** Data supplied **
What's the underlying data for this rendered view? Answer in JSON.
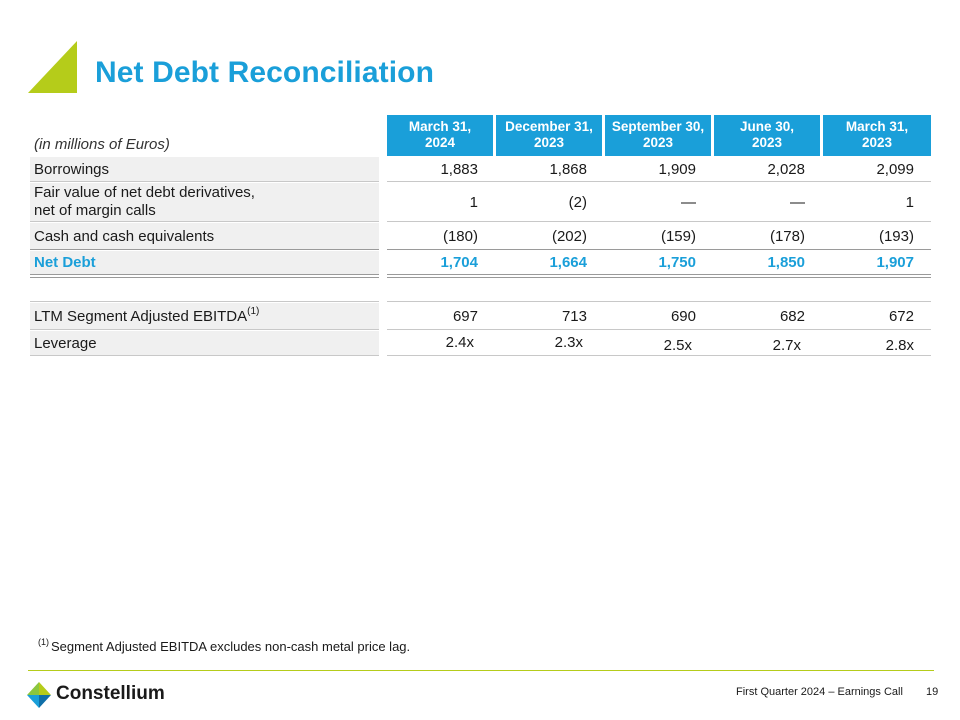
{
  "header": {
    "title": "Net Debt Reconciliation"
  },
  "table": {
    "units_label": "(in millions of Euros)",
    "columns": [
      {
        "line1": "March 31,",
        "line2": "2024"
      },
      {
        "line1": "December 31,",
        "line2": "2023"
      },
      {
        "line1": "September 30,",
        "line2": "2023"
      },
      {
        "line1": "June 30,",
        "line2": "2023"
      },
      {
        "line1": "March 31,",
        "line2": "2023"
      }
    ],
    "rows": [
      {
        "label": "Borrowings",
        "values": [
          "1,883",
          "1,868",
          "1,909",
          "2,028",
          "2,099"
        ]
      },
      {
        "label_line1": "Fair value of net debt derivatives,",
        "label_line2": "net of margin calls",
        "values": [
          "1",
          "(2)",
          "—",
          "—",
          "1"
        ]
      },
      {
        "label": "Cash and cash equivalents",
        "values": [
          "(180)",
          "(202)",
          "(159)",
          "(178)",
          "(193)"
        ]
      },
      {
        "label": "Net Debt",
        "values": [
          "1,704",
          "1,664",
          "1,750",
          "1,850",
          "1,907"
        ]
      }
    ],
    "leverage_rows": [
      {
        "label": "LTM Segment Adjusted EBITDA",
        "footnote_ref": "(1)",
        "values": [
          "697",
          "713",
          "690",
          "682",
          "672"
        ]
      },
      {
        "label": "Leverage",
        "values": [
          "2.4x",
          "2.3x",
          "2.5x",
          "2.7x",
          "2.8x"
        ]
      }
    ]
  },
  "footnote": {
    "marker": "(1)",
    "text": "Segment Adjusted EBITDA excludes non-cash metal price lag."
  },
  "footer": {
    "brand": "Constellium",
    "event": "First Quarter 2024 – Earnings Call",
    "page_number": "19"
  },
  "colors": {
    "accent_blue": "#1a9fd9",
    "accent_green": "#b5cc1a"
  },
  "icons": {
    "logo": "constellium-logo-icon",
    "accent": "title-accent-triangle"
  }
}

** Goal of the exercise **
Extract every line containing the string "EBITDA" from the material.

** Response **
        "label": "LTM Segment Adjusted EBITDA",
    "text": "Segment Adjusted EBITDA excludes non-cash metal price lag."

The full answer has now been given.